##### Task inputs #####
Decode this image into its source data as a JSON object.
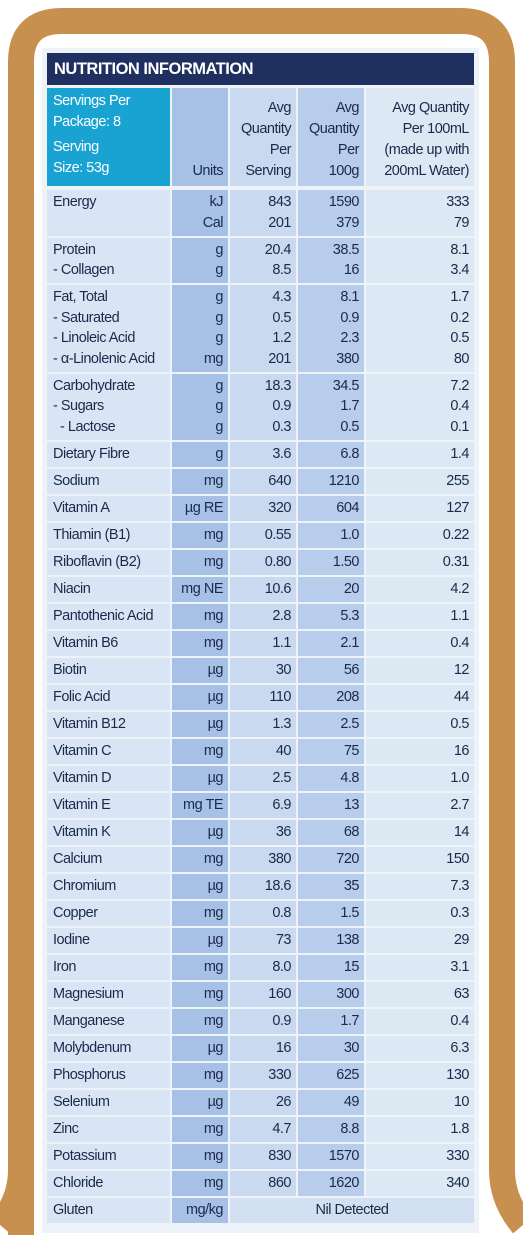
{
  "title": "NUTRITION INFORMATION",
  "header": {
    "servings": [
      "Servings Per",
      "Package: 8",
      "Serving",
      "Size: 53g"
    ],
    "units": "Units",
    "per_serving": [
      "Avg",
      "Quantity",
      "Per",
      "Serving"
    ],
    "per_100g": [
      "Avg",
      "Quantity",
      "Per",
      "100g"
    ],
    "per_100ml": [
      "Avg Quantity",
      "Per 100mL",
      "(made up with",
      "200mL Water)"
    ]
  },
  "rows": [
    {
      "lines": [
        [
          "Energy",
          "kJ",
          "843",
          "1590",
          "333"
        ],
        [
          null,
          "Cal",
          "201",
          "379",
          "79"
        ]
      ]
    },
    {
      "lines": [
        [
          "Protein",
          "g",
          "20.4",
          "38.5",
          "8.1"
        ],
        [
          "- Collagen",
          "g",
          "8.5",
          "16",
          "3.4"
        ]
      ]
    },
    {
      "lines": [
        [
          "Fat, Total",
          "g",
          "4.3",
          "8.1",
          "1.7"
        ],
        [
          "- Saturated",
          "g",
          "0.5",
          "0.9",
          "0.2"
        ],
        [
          "- Linoleic Acid",
          "g",
          "1.2",
          "2.3",
          "0.5"
        ],
        [
          "- α-Linolenic Acid",
          "mg",
          "201",
          "380",
          "80"
        ]
      ]
    },
    {
      "lines": [
        [
          "Carbohydrate",
          "g",
          "18.3",
          "34.5",
          "7.2"
        ],
        [
          "- Sugars",
          "g",
          "0.9",
          "1.7",
          "0.4"
        ],
        [
          "  - Lactose",
          "g",
          "0.3",
          "0.5",
          "0.1"
        ]
      ]
    },
    {
      "lines": [
        [
          "Dietary Fibre",
          "g",
          "3.6",
          "6.8",
          "1.4"
        ]
      ]
    },
    {
      "lines": [
        [
          "Sodium",
          "mg",
          "640",
          "1210",
          "255"
        ]
      ]
    },
    {
      "lines": [
        [
          "Vitamin A",
          "µg RE",
          "320",
          "604",
          "127"
        ]
      ]
    },
    {
      "lines": [
        [
          "Thiamin (B1)",
          "mg",
          "0.55",
          "1.0",
          "0.22"
        ]
      ]
    },
    {
      "lines": [
        [
          "Riboflavin (B2)",
          "mg",
          "0.80",
          "1.50",
          "0.31"
        ]
      ]
    },
    {
      "lines": [
        [
          "Niacin",
          "mg NE",
          "10.6",
          "20",
          "4.2"
        ]
      ]
    },
    {
      "lines": [
        [
          "Pantothenic Acid",
          "mg",
          "2.8",
          "5.3",
          "1.1"
        ]
      ]
    },
    {
      "lines": [
        [
          "Vitamin B6",
          "mg",
          "1.1",
          "2.1",
          "0.4"
        ]
      ]
    },
    {
      "lines": [
        [
          "Biotin",
          "µg",
          "30",
          "56",
          "12"
        ]
      ]
    },
    {
      "lines": [
        [
          "Folic Acid",
          "µg",
          "110",
          "208",
          "44"
        ]
      ]
    },
    {
      "lines": [
        [
          "Vitamin B12",
          "µg",
          "1.3",
          "2.5",
          "0.5"
        ]
      ]
    },
    {
      "lines": [
        [
          "Vitamin C",
          "mg",
          "40",
          "75",
          "16"
        ]
      ]
    },
    {
      "lines": [
        [
          "Vitamin D",
          "µg",
          "2.5",
          "4.8",
          "1.0"
        ]
      ]
    },
    {
      "lines": [
        [
          "Vitamin E",
          "mg TE",
          "6.9",
          "13",
          "2.7"
        ]
      ]
    },
    {
      "lines": [
        [
          "Vitamin K",
          "µg",
          "36",
          "68",
          "14"
        ]
      ]
    },
    {
      "lines": [
        [
          "Calcium",
          "mg",
          "380",
          "720",
          "150"
        ]
      ]
    },
    {
      "lines": [
        [
          "Chromium",
          "µg",
          "18.6",
          "35",
          "7.3"
        ]
      ]
    },
    {
      "lines": [
        [
          "Copper",
          "mg",
          "0.8",
          "1.5",
          "0.3"
        ]
      ]
    },
    {
      "lines": [
        [
          "Iodine",
          "µg",
          "73",
          "138",
          "29"
        ]
      ]
    },
    {
      "lines": [
        [
          "Iron",
          "mg",
          "8.0",
          "15",
          "3.1"
        ]
      ]
    },
    {
      "lines": [
        [
          "Magnesium",
          "mg",
          "160",
          "300",
          "63"
        ]
      ]
    },
    {
      "lines": [
        [
          "Manganese",
          "mg",
          "0.9",
          "1.7",
          "0.4"
        ]
      ]
    },
    {
      "lines": [
        [
          "Molybdenum",
          "µg",
          "16",
          "30",
          "6.3"
        ]
      ]
    },
    {
      "lines": [
        [
          "Phosphorus",
          "mg",
          "330",
          "625",
          "130"
        ]
      ]
    },
    {
      "lines": [
        [
          "Selenium",
          "µg",
          "26",
          "49",
          "10"
        ]
      ]
    },
    {
      "lines": [
        [
          "Zinc",
          "mg",
          "4.7",
          "8.8",
          "1.8"
        ]
      ]
    },
    {
      "lines": [
        [
          "Potassium",
          "mg",
          "830",
          "1570",
          "330"
        ]
      ]
    },
    {
      "lines": [
        [
          "Chloride",
          "mg",
          "860",
          "1620",
          "340"
        ]
      ]
    },
    {
      "lines": [
        [
          "Gluten",
          "mg/kg"
        ]
      ],
      "span": "Nil Detected"
    }
  ]
}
#####
# What you will do:
Your answer must be the full listing, copied exactly, with no pictures in it.

# Answer:
Decode this image into its source data as a JSON object.
{
  "title": "NUTRITION INFORMATION",
  "header": {
    "servings": [
      "Servings Per",
      "Package: 8",
      "Serving",
      "Size: 53g"
    ],
    "units": "Units",
    "per_serving": [
      "Avg",
      "Quantity",
      "Per",
      "Serving"
    ],
    "per_100g": [
      "Avg",
      "Quantity",
      "Per",
      "100g"
    ],
    "per_100ml": [
      "Avg Quantity",
      "Per 100mL",
      "(made up with",
      "200mL Water)"
    ]
  },
  "rows": [
    {
      "lines": [
        [
          "Energy",
          "kJ",
          "843",
          "1590",
          "333"
        ],
        [
          null,
          "Cal",
          "201",
          "379",
          "79"
        ]
      ]
    },
    {
      "lines": [
        [
          "Protein",
          "g",
          "20.4",
          "38.5",
          "8.1"
        ],
        [
          "- Collagen",
          "g",
          "8.5",
          "16",
          "3.4"
        ]
      ]
    },
    {
      "lines": [
        [
          "Fat, Total",
          "g",
          "4.3",
          "8.1",
          "1.7"
        ],
        [
          "- Saturated",
          "g",
          "0.5",
          "0.9",
          "0.2"
        ],
        [
          "- Linoleic Acid",
          "g",
          "1.2",
          "2.3",
          "0.5"
        ],
        [
          "- α-Linolenic Acid",
          "mg",
          "201",
          "380",
          "80"
        ]
      ]
    },
    {
      "lines": [
        [
          "Carbohydrate",
          "g",
          "18.3",
          "34.5",
          "7.2"
        ],
        [
          "- Sugars",
          "g",
          "0.9",
          "1.7",
          "0.4"
        ],
        [
          "  - Lactose",
          "g",
          "0.3",
          "0.5",
          "0.1"
        ]
      ]
    },
    {
      "lines": [
        [
          "Dietary Fibre",
          "g",
          "3.6",
          "6.8",
          "1.4"
        ]
      ]
    },
    {
      "lines": [
        [
          "Sodium",
          "mg",
          "640",
          "1210",
          "255"
        ]
      ]
    },
    {
      "lines": [
        [
          "Vitamin A",
          "µg RE",
          "320",
          "604",
          "127"
        ]
      ]
    },
    {
      "lines": [
        [
          "Thiamin (B1)",
          "mg",
          "0.55",
          "1.0",
          "0.22"
        ]
      ]
    },
    {
      "lines": [
        [
          "Riboflavin (B2)",
          "mg",
          "0.80",
          "1.50",
          "0.31"
        ]
      ]
    },
    {
      "lines": [
        [
          "Niacin",
          "mg NE",
          "10.6",
          "20",
          "4.2"
        ]
      ]
    },
    {
      "lines": [
        [
          "Pantothenic Acid",
          "mg",
          "2.8",
          "5.3",
          "1.1"
        ]
      ]
    },
    {
      "lines": [
        [
          "Vitamin B6",
          "mg",
          "1.1",
          "2.1",
          "0.4"
        ]
      ]
    },
    {
      "lines": [
        [
          "Biotin",
          "µg",
          "30",
          "56",
          "12"
        ]
      ]
    },
    {
      "lines": [
        [
          "Folic Acid",
          "µg",
          "110",
          "208",
          "44"
        ]
      ]
    },
    {
      "lines": [
        [
          "Vitamin B12",
          "µg",
          "1.3",
          "2.5",
          "0.5"
        ]
      ]
    },
    {
      "lines": [
        [
          "Vitamin C",
          "mg",
          "40",
          "75",
          "16"
        ]
      ]
    },
    {
      "lines": [
        [
          "Vitamin D",
          "µg",
          "2.5",
          "4.8",
          "1.0"
        ]
      ]
    },
    {
      "lines": [
        [
          "Vitamin E",
          "mg TE",
          "6.9",
          "13",
          "2.7"
        ]
      ]
    },
    {
      "lines": [
        [
          "Vitamin K",
          "µg",
          "36",
          "68",
          "14"
        ]
      ]
    },
    {
      "lines": [
        [
          "Calcium",
          "mg",
          "380",
          "720",
          "150"
        ]
      ]
    },
    {
      "lines": [
        [
          "Chromium",
          "µg",
          "18.6",
          "35",
          "7.3"
        ]
      ]
    },
    {
      "lines": [
        [
          "Copper",
          "mg",
          "0.8",
          "1.5",
          "0.3"
        ]
      ]
    },
    {
      "lines": [
        [
          "Iodine",
          "µg",
          "73",
          "138",
          "29"
        ]
      ]
    },
    {
      "lines": [
        [
          "Iron",
          "mg",
          "8.0",
          "15",
          "3.1"
        ]
      ]
    },
    {
      "lines": [
        [
          "Magnesium",
          "mg",
          "160",
          "300",
          "63"
        ]
      ]
    },
    {
      "lines": [
        [
          "Manganese",
          "mg",
          "0.9",
          "1.7",
          "0.4"
        ]
      ]
    },
    {
      "lines": [
        [
          "Molybdenum",
          "µg",
          "16",
          "30",
          "6.3"
        ]
      ]
    },
    {
      "lines": [
        [
          "Phosphorus",
          "mg",
          "330",
          "625",
          "130"
        ]
      ]
    },
    {
      "lines": [
        [
          "Selenium",
          "µg",
          "26",
          "49",
          "10"
        ]
      ]
    },
    {
      "lines": [
        [
          "Zinc",
          "mg",
          "4.7",
          "8.8",
          "1.8"
        ]
      ]
    },
    {
      "lines": [
        [
          "Potassium",
          "mg",
          "830",
          "1570",
          "330"
        ]
      ]
    },
    {
      "lines": [
        [
          "Chloride",
          "mg",
          "860",
          "1620",
          "340"
        ]
      ]
    },
    {
      "lines": [
        [
          "Gluten",
          "mg/kg"
        ]
      ],
      "span": "Nil Detected"
    }
  ]
}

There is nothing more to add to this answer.